[Recorded data]
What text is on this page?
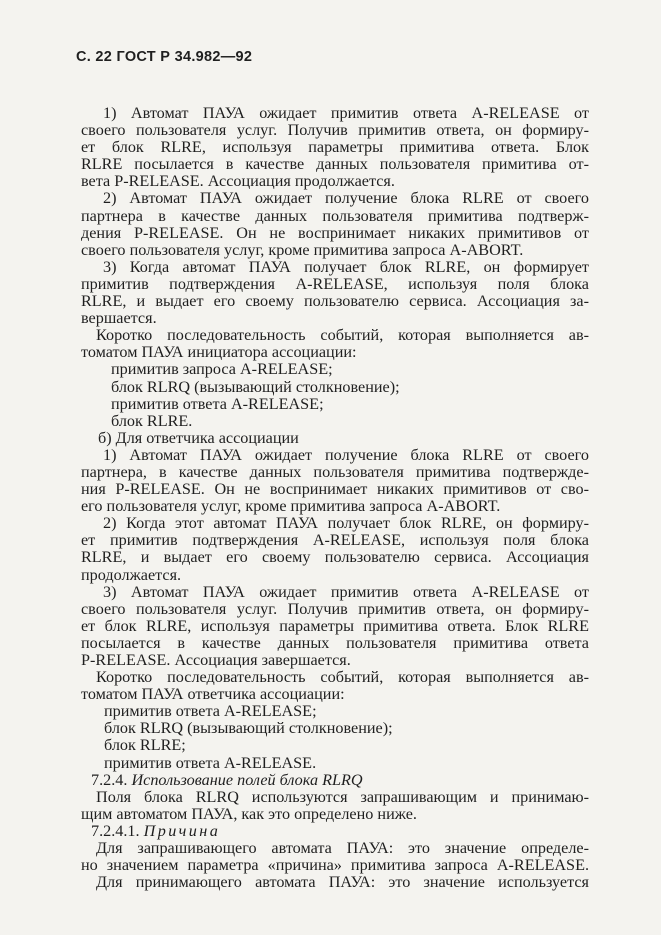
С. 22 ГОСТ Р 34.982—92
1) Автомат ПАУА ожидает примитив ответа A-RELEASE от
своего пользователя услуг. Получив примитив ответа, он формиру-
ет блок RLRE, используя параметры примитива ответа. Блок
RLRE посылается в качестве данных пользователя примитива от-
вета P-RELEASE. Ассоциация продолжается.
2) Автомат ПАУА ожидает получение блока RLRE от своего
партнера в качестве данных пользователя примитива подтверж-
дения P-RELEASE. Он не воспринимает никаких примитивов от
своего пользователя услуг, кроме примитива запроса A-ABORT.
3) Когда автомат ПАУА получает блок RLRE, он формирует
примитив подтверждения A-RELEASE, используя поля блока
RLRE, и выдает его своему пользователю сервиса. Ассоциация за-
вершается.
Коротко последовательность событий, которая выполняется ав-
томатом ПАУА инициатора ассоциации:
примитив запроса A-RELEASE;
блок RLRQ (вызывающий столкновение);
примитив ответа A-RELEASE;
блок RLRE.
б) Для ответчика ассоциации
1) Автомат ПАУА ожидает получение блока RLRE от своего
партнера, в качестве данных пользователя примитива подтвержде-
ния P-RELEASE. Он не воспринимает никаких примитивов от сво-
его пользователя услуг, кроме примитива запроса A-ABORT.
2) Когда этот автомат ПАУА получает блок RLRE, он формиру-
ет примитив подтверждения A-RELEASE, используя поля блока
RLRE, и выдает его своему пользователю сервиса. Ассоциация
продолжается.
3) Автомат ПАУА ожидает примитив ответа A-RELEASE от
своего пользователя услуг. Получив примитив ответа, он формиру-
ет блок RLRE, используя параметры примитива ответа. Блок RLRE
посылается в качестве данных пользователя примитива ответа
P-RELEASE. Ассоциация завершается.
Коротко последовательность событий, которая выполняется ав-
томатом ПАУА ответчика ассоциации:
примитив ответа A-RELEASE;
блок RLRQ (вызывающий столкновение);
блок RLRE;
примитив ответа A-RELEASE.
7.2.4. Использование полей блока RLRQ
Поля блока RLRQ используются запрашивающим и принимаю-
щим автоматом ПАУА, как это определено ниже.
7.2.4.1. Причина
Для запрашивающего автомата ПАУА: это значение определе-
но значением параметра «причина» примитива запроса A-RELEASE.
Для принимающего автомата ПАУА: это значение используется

GIVEN EXERCISE
Restate every record exactly, please; do not copy the pictures.

EXERCISE RESULT
What text is on this page?
С. 22 ГОСТ Р 34.982—92
1) Автомат ПАУА ожидает примитив ответа A-RELEASE от
своего пользователя услуг. Получив примитив ответа, он формиру-
ет блок RLRE, используя параметры примитива ответа. Блок
RLRE посылается в качестве данных пользователя примитива от-
вета P-RELEASE. Ассоциация продолжается.
2) Автомат ПАУА ожидает получение блока RLRE от своего
партнера в качестве данных пользователя примитива подтверж-
дения P-RELEASE. Он не воспринимает никаких примитивов от
своего пользователя услуг, кроме примитива запроса A-ABORT.
3) Когда автомат ПАУА получает блок RLRE, он формирует
примитив подтверждения A-RELEASE, используя поля блока
RLRE, и выдает его своему пользователю сервиса. Ассоциация за-
вершается.
Коротко последовательность событий, которая выполняется ав-
томатом ПАУА инициатора ассоциации:
примитив запроса A-RELEASE;
блок RLRQ (вызывающий столкновение);
примитив ответа A-RELEASE;
блок RLRE.
б) Для ответчика ассоциации
1) Автомат ПАУА ожидает получение блока RLRE от своего
партнера, в качестве данных пользователя примитива подтвержде-
ния P-RELEASE. Он не воспринимает никаких примитивов от сво-
его пользователя услуг, кроме примитива запроса A-ABORT.
2) Когда этот автомат ПАУА получает блок RLRE, он формиру-
ет примитив подтверждения A-RELEASE, используя поля блока
RLRE, и выдает его своему пользователю сервиса. Ассоциация
продолжается.
3) Автомат ПАУА ожидает примитив ответа A-RELEASE от
своего пользователя услуг. Получив примитив ответа, он формиру-
ет блок RLRE, используя параметры примитива ответа. Блок RLRE
посылается в качестве данных пользователя примитива ответа
P-RELEASE. Ассоциация завершается.
Коротко последовательность событий, которая выполняется ав-
томатом ПАУА ответчика ассоциации:
примитив ответа A-RELEASE;
блок RLRQ (вызывающий столкновение);
блок RLRE;
примитив ответа A-RELEASE.
7.2.4. Использование полей блока RLRQ
Поля блока RLRQ используются запрашивающим и принимаю-
щим автоматом ПАУА, как это определено ниже.
7.2.4.1. Причина
Для запрашивающего автомата ПАУА: это значение определе-
но значением параметра «причина» примитива запроса A-RELEASE.
Для принимающего автомата ПАУА: это значение используется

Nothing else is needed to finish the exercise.